Recorded data

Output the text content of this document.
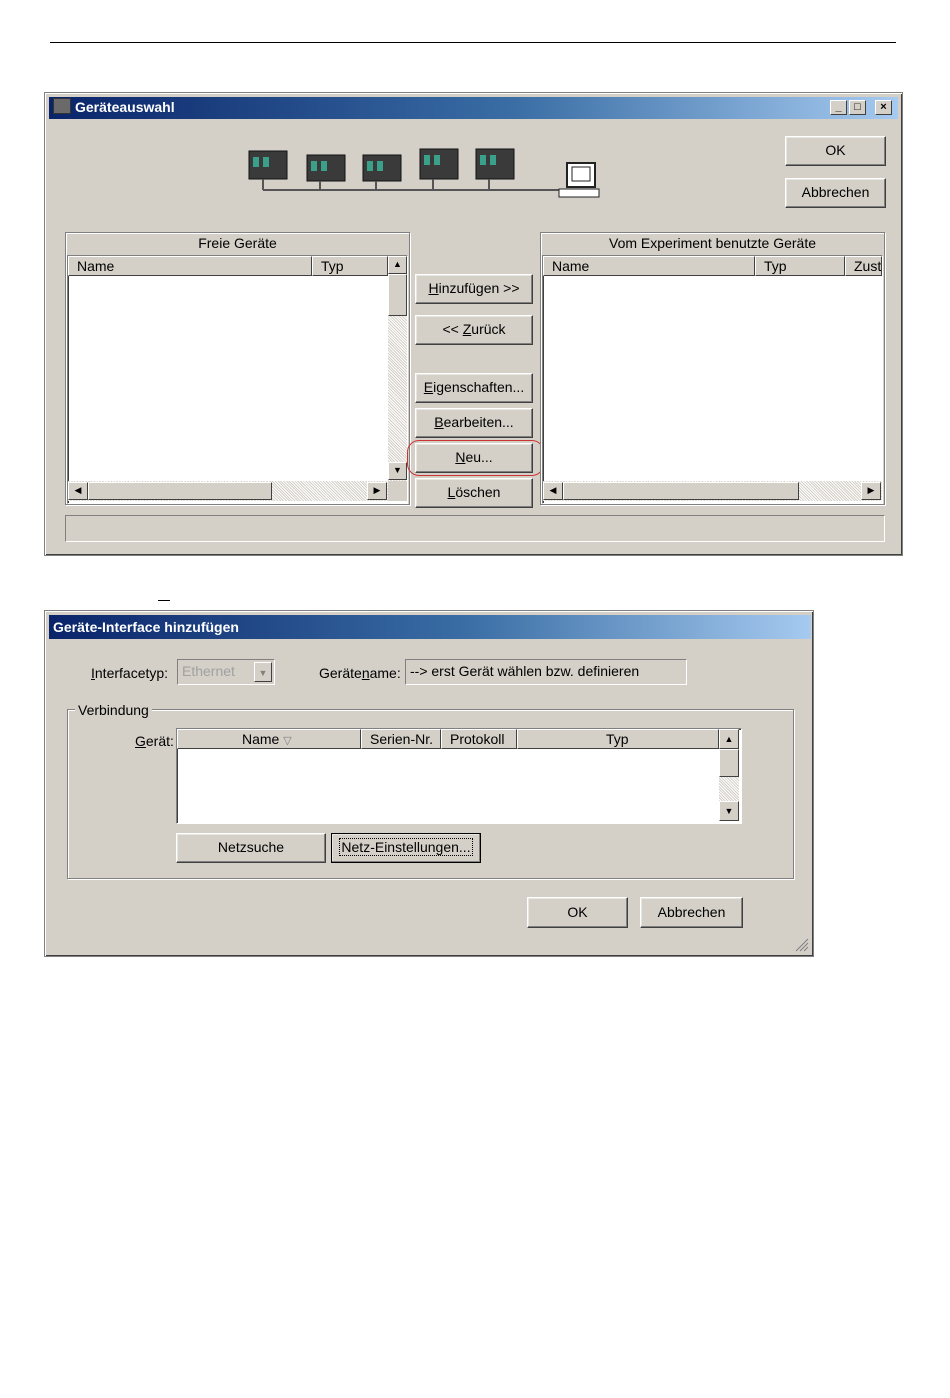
Geräteauswahl	_	□	×
OK
Abbrechen
Freie Geräte
Name	Typ	▲
▼
◀	▶
Hinzufügen >>
<< Zurück
Eigenschaften...
Bearbeiten...
Neu...
Löschen
Vom Experiment benutzte Geräte
Name	Typ	Zust
◀	▶
Geräte-Interface hinzufügen
Interfacetyp: Ethernet	▼	Gerätename: --> erst Gerät wählen bzw. definieren
Verbindung
Gerät:	Name ▽	Serien-Nr.	Protokoll	Typ	▲
▼
Netzsuche	Netz-Einstellungen...
OK	Abbrechen
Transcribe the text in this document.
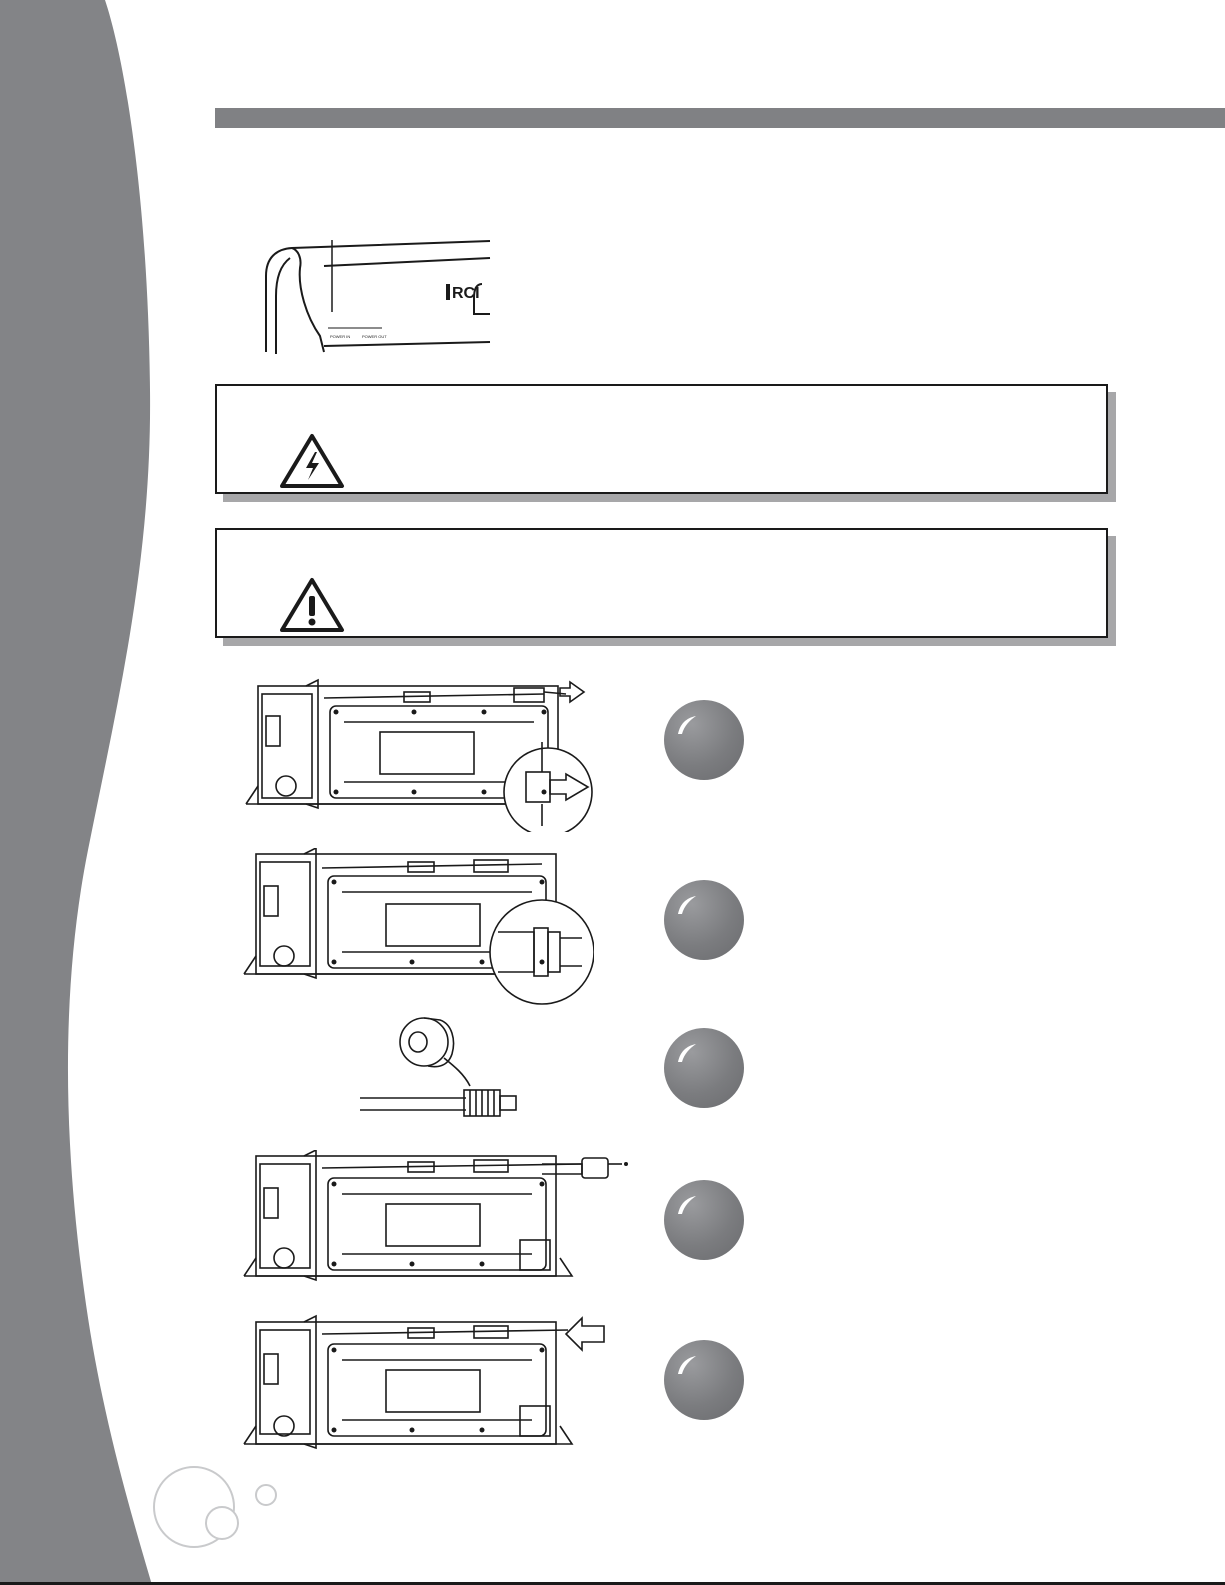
RCI
POWER IN	POWER OUT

WORK INSTRUCTIONS: Reproduce the data word for word, excluding its pictures.

RESULT BELOW:
Output the text content of this document.
Geräteauswahl	_	□	×
OK
Abbrechen
Freie Geräte
Name	Typ	▲
▼
◀	▶
Hinzufügen >>
<< Zurück
Eigenschaften...
Bearbeiten...
Neu...
Löschen
Vom Experiment benutzte Geräte
Name	Typ	Zust
◀	▶
Geräte-Interface hinzufügen
Interfacetyp: Ethernet	▼	Gerätename: --> erst Gerät wählen bzw. definieren
Verbindung
Gerät:	Name ▽	Serien-Nr.	Protokoll	Typ	▲
▼
Netzsuche	Netz-Einstellungen...
OK	Abbrechen
Transcribe the text in this document.
RCI
POWER IN	POWER OUT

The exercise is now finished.